§ **AIM OF THE TASK**
What lines of the data include the string "Właściciel"? Copy them all.

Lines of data

.....

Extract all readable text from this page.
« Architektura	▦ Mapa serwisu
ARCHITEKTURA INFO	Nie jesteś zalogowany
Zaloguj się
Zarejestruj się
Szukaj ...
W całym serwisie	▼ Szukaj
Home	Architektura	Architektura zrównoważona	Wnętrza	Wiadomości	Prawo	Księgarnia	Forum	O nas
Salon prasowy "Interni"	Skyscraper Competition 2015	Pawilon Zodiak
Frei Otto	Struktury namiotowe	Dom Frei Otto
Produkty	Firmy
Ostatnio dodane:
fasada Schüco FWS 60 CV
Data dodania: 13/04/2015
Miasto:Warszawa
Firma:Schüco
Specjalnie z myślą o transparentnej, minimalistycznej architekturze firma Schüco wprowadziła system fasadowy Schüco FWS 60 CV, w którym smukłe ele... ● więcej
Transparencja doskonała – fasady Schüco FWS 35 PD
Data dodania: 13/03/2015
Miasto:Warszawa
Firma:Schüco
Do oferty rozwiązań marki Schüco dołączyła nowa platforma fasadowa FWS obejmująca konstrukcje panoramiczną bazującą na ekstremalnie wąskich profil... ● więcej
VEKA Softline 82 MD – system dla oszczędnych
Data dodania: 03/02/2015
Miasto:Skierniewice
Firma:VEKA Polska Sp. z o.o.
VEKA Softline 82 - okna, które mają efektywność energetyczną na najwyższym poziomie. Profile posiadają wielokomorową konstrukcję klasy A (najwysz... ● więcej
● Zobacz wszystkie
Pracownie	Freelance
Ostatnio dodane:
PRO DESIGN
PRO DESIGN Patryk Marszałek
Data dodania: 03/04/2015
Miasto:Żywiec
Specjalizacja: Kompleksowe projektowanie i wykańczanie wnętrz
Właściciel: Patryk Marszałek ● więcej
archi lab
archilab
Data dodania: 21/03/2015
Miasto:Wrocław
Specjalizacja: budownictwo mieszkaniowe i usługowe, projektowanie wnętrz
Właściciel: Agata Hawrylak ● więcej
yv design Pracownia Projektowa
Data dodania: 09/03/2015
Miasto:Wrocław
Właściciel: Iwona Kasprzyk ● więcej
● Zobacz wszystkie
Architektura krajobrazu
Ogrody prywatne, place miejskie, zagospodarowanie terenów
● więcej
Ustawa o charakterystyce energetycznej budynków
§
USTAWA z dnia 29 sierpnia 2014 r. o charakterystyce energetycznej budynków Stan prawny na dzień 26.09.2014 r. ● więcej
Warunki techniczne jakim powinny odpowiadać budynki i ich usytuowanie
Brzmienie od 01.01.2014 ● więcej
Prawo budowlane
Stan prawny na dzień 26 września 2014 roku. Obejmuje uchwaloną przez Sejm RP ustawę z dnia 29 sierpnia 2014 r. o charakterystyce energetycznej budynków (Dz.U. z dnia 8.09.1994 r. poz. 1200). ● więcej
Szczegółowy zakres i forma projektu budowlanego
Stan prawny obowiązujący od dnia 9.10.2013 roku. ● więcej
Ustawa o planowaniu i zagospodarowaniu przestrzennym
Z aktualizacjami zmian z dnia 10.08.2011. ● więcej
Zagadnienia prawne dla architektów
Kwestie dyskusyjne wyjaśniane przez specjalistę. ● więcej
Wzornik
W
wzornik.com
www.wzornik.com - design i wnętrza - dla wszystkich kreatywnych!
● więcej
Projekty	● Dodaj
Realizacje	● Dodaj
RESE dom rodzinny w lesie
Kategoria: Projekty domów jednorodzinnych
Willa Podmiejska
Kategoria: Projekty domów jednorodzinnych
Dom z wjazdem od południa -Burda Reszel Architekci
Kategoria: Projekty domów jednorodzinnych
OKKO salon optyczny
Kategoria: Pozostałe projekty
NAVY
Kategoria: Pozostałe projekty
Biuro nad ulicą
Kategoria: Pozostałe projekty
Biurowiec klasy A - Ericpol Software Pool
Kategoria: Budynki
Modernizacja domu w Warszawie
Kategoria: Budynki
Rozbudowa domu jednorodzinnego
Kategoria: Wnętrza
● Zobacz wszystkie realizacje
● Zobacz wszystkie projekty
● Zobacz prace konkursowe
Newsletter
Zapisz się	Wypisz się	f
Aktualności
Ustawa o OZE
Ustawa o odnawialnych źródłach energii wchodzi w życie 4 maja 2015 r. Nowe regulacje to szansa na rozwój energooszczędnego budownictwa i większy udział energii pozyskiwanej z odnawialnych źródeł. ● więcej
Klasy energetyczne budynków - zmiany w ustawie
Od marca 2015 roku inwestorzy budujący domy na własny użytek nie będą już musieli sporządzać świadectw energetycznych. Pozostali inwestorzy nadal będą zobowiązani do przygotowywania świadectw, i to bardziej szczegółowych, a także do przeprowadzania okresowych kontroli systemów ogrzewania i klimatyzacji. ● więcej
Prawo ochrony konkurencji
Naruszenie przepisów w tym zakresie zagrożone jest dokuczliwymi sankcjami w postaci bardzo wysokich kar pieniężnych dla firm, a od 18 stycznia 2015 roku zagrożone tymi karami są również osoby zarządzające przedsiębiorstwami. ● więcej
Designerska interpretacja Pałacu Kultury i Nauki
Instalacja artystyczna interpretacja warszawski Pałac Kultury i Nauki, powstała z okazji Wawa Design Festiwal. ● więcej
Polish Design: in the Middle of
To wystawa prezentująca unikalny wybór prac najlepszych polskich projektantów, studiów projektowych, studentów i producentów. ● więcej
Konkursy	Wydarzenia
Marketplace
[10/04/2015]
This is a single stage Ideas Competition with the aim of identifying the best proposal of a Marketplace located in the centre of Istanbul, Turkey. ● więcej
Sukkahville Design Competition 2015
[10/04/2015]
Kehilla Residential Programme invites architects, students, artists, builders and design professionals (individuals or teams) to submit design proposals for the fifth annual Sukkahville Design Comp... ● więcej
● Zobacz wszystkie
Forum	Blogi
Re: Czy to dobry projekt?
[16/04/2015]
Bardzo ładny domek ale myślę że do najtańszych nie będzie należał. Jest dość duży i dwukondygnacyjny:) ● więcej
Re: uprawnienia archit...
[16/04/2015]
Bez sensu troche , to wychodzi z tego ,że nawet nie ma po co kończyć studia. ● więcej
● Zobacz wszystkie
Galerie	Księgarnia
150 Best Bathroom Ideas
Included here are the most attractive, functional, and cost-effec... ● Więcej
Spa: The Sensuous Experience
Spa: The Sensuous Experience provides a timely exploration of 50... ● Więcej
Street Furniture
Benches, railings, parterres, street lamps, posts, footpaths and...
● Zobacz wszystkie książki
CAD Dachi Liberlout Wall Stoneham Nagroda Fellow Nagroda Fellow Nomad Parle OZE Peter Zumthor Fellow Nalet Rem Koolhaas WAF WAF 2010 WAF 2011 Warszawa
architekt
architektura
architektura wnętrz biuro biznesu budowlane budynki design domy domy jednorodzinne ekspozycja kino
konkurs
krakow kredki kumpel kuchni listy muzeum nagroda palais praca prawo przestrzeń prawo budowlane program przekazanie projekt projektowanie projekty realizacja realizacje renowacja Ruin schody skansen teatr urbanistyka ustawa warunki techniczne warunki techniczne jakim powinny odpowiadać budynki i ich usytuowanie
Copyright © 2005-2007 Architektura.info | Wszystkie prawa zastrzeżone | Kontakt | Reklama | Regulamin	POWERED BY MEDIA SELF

.....

§ **ANSWER TO THE PROBLEM**
Właściciel: Patryk Marszałek ● więcej
Właściciel: Agata Hawrylak ● więcej
Właściciel: Iwona Kasprzyk ● więcej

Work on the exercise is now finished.